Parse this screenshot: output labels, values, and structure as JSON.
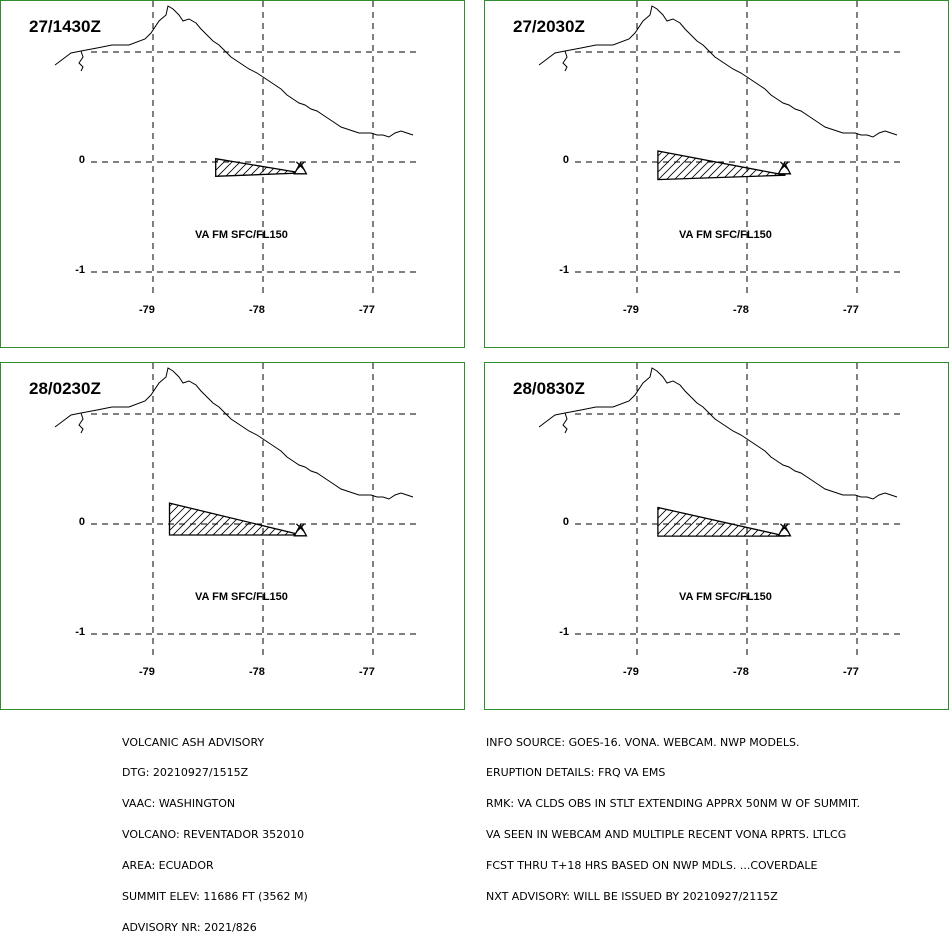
{
  "panels": [
    {
      "time": "27/1430Z",
      "label": "VA FM SFC/FL150",
      "lat_ticks": [
        "0",
        "-1"
      ],
      "lon_ticks": [
        "-79",
        "-78",
        "-77"
      ],
      "cloud": [
        [
          -78.43,
          0.03
        ],
        [
          -77.65,
          -0.1
        ],
        [
          -78.43,
          -0.13
        ]
      ]
    },
    {
      "time": "27/2030Z",
      "label": "VA FM SFC/FL150",
      "lat_ticks": [
        "0",
        "-1"
      ],
      "lon_ticks": [
        "-79",
        "-78",
        "-77"
      ],
      "cloud": [
        [
          -78.81,
          0.1
        ],
        [
          -77.65,
          -0.12
        ],
        [
          -78.81,
          -0.16
        ]
      ]
    },
    {
      "time": "28/0230Z",
      "label": "VA FM SFC/FL150",
      "lat_ticks": [
        "0",
        "-1"
      ],
      "lon_ticks": [
        "-79",
        "-78",
        "-77"
      ],
      "cloud": [
        [
          -78.85,
          0.19
        ],
        [
          -77.65,
          -0.1
        ],
        [
          -78.85,
          -0.1
        ]
      ]
    },
    {
      "time": "28/0830Z",
      "label": "VA FM SFC/FL150",
      "lat_ticks": [
        "0",
        "-1"
      ],
      "lon_ticks": [
        "-79",
        "-78",
        "-77"
      ],
      "cloud": [
        [
          -78.81,
          0.15
        ],
        [
          -77.65,
          -0.11
        ],
        [
          -78.81,
          -0.11
        ]
      ]
    }
  ],
  "volcano_position": [
    -77.66,
    -0.08
  ],
  "advisory_left": [
    "VOLCANIC ASH ADVISORY",
    "DTG: 20210927/1515Z",
    "VAAC: WASHINGTON",
    "VOLCANO: REVENTADOR 352010",
    "AREA: ECUADOR",
    "SUMMIT ELEV: 11686 FT (3562 M)",
    "ADVISORY NR: 2021/826"
  ],
  "advisory_right": [
    "INFO SOURCE: GOES-16. VONA. WEBCAM. NWP MODELS.",
    "ERUPTION DETAILS: FRQ VA EMS",
    "RMK: VA CLDS OBS IN STLT EXTENDING APPRX 50NM W OF SUMMIT.",
    "VA SEEN IN WEBCAM AND MULTIPLE RECENT VONA RPRTS. LTLCG",
    "FCST THRU T+18 HRS BASED ON NWP MDLS. ...COVERDALE",
    "NXT ADVISORY: WILL BE ISSUED BY 20210927/2115Z"
  ],
  "colors": {
    "panel_border": "#2f8f2f"
  }
}
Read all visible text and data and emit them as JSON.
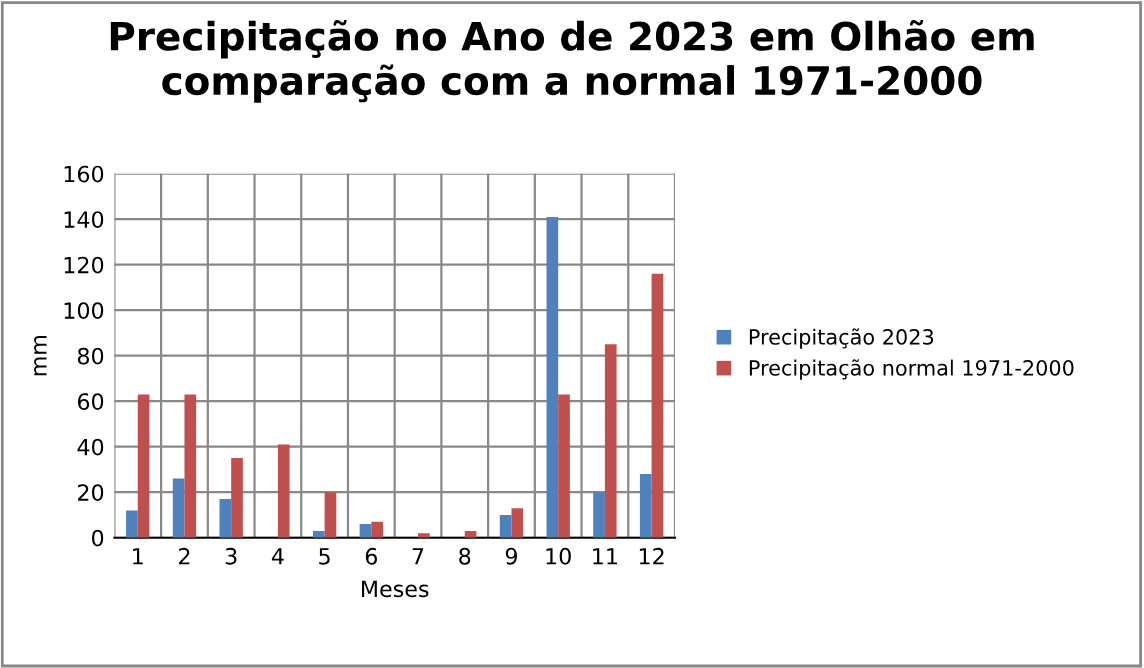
{
  "chart_data": {
    "type": "bar",
    "title": "Precipitação no Ano de 2023 em Olhão em\ncomparação com a normal 1971-2000",
    "xlabel": "Meses",
    "ylabel": "mm",
    "categories": [
      "1",
      "2",
      "3",
      "4",
      "5",
      "6",
      "7",
      "8",
      "9",
      "10",
      "11",
      "12"
    ],
    "series": [
      {
        "name": "Precipitação 2023",
        "color": "#4f81bd",
        "values": [
          12,
          26,
          17,
          0,
          3,
          6,
          0,
          0,
          10,
          141,
          20,
          28
        ]
      },
      {
        "name": "Precipitação normal 1971-2000",
        "color": "#c0504d",
        "values": [
          63,
          63,
          35,
          41,
          20,
          7,
          2,
          3,
          13,
          63,
          85,
          116
        ]
      }
    ],
    "ylim": [
      0,
      160
    ],
    "yticks": [
      0,
      20,
      40,
      60,
      80,
      100,
      120,
      140,
      160
    ],
    "grid": true,
    "legend": "right"
  }
}
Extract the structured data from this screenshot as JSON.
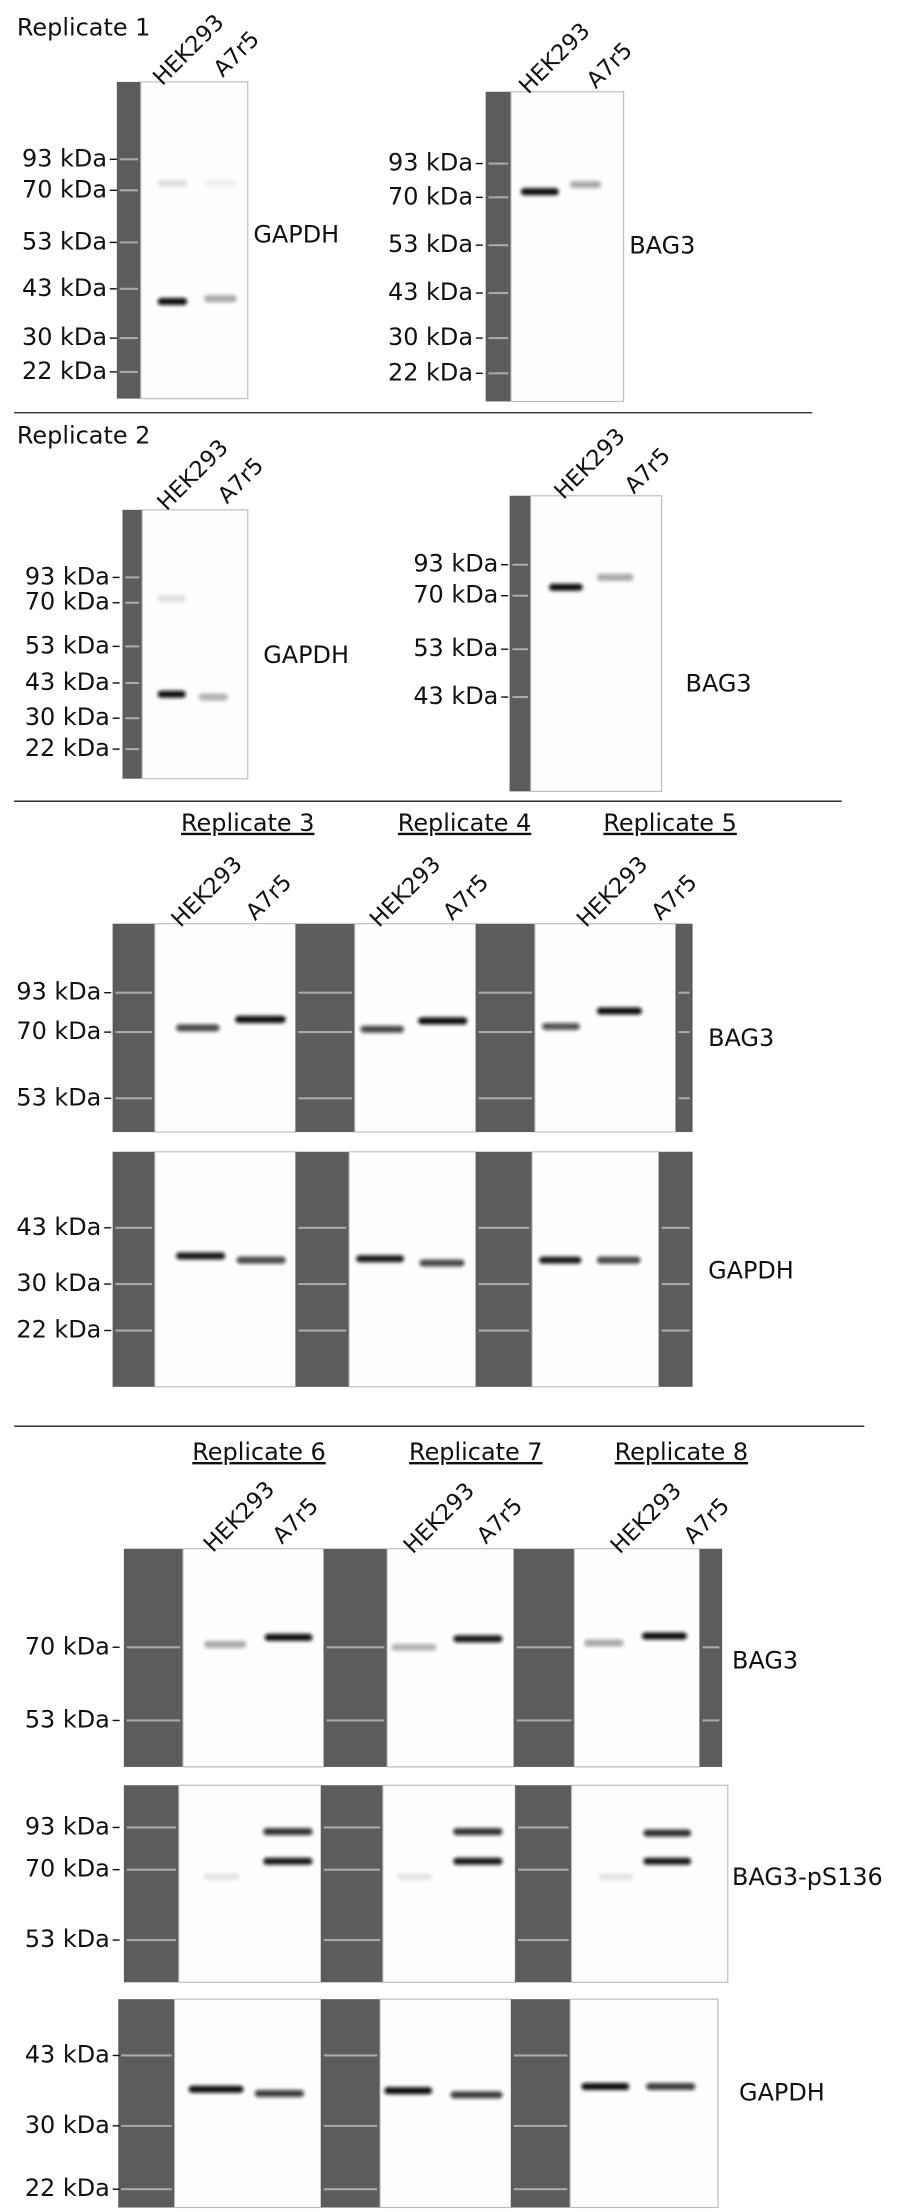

**DIRECTIONS:** Every record above should be written out again exactly; the pictures stay out of the copy.

**COMPLETE ANSWER:**
Parse this screenshot: output labels, values, and structure as JSON.
{
  "panels": [
    {
      "time": "27/1430Z",
      "label": "VA FM SFC/FL150",
      "lat_ticks": [
        "0",
        "-1"
      ],
      "lon_ticks": [
        "-79",
        "-78",
        "-77"
      ],
      "cloud": [
        [
          -78.43,
          0.03
        ],
        [
          -77.65,
          -0.1
        ],
        [
          -78.43,
          -0.13
        ]
      ]
    },
    {
      "time": "27/2030Z",
      "label": "VA FM SFC/FL150",
      "lat_ticks": [
        "0",
        "-1"
      ],
      "lon_ticks": [
        "-79",
        "-78",
        "-77"
      ],
      "cloud": [
        [
          -78.81,
          0.1
        ],
        [
          -77.65,
          -0.12
        ],
        [
          -78.81,
          -0.16
        ]
      ]
    },
    {
      "time": "28/0230Z",
      "label": "VA FM SFC/FL150",
      "lat_ticks": [
        "0",
        "-1"
      ],
      "lon_ticks": [
        "-79",
        "-78",
        "-77"
      ],
      "cloud": [
        [
          -78.85,
          0.19
        ],
        [
          -77.65,
          -0.1
        ],
        [
          -78.85,
          -0.1
        ]
      ]
    },
    {
      "time": "28/0830Z",
      "label": "VA FM SFC/FL150",
      "lat_ticks": [
        "0",
        "-1"
      ],
      "lon_ticks": [
        "-79",
        "-78",
        "-77"
      ],
      "cloud": [
        [
          -78.81,
          0.15
        ],
        [
          -77.65,
          -0.11
        ],
        [
          -78.81,
          -0.11
        ]
      ]
    }
  ],
  "volcano_position": [
    -77.66,
    -0.08
  ],
  "advisory_left": [
    "VOLCANIC ASH ADVISORY",
    "DTG: 20210927/1515Z",
    "VAAC: WASHINGTON",
    "VOLCANO: REVENTADOR 352010",
    "AREA: ECUADOR",
    "SUMMIT ELEV: 11686 FT (3562 M)",
    "ADVISORY NR: 2021/826"
  ],
  "advisory_right": [
    "INFO SOURCE: GOES-16. VONA. WEBCAM. NWP MODELS.",
    "ERUPTION DETAILS: FRQ VA EMS",
    "RMK: VA CLDS OBS IN STLT EXTENDING APPRX 50NM W OF SUMMIT.",
    "VA SEEN IN WEBCAM AND MULTIPLE RECENT VONA RPRTS. LTLCG",
    "FCST THRU T+18 HRS BASED ON NWP MDLS. ...COVERDALE",
    "NXT ADVISORY: WILL BE ISSUED BY 20210927/2115Z"
  ],
  "colors": {
    "panel_border": "#2f8f2f"
  }
}
Read all visible text and data and emit them as JSON.
{
  "chart_data": {
    "type": "bar",
    "title": "Precipitação no Ano de 2023 em Olhão em\ncomparação com a normal 1971-2000",
    "xlabel": "Meses",
    "ylabel": "mm",
    "categories": [
      "1",
      "2",
      "3",
      "4",
      "5",
      "6",
      "7",
      "8",
      "9",
      "10",
      "11",
      "12"
    ],
    "series": [
      {
        "name": "Precipitação 2023",
        "color": "#4f81bd",
        "values": [
          12,
          26,
          17,
          0,
          3,
          6,
          0,
          0,
          10,
          141,
          20,
          28
        ]
      },
      {
        "name": "Precipitação normal 1971-2000",
        "color": "#c0504d",
        "values": [
          63,
          63,
          35,
          41,
          20,
          7,
          2,
          3,
          13,
          63,
          85,
          116
        ]
      }
    ],
    "ylim": [
      0,
      160
    ],
    "yticks": [
      0,
      20,
      40,
      60,
      80,
      100,
      120,
      140,
      160
    ],
    "grid": true,
    "legend": "right"
  }
}
Extract the structured data from this screenshot as JSON.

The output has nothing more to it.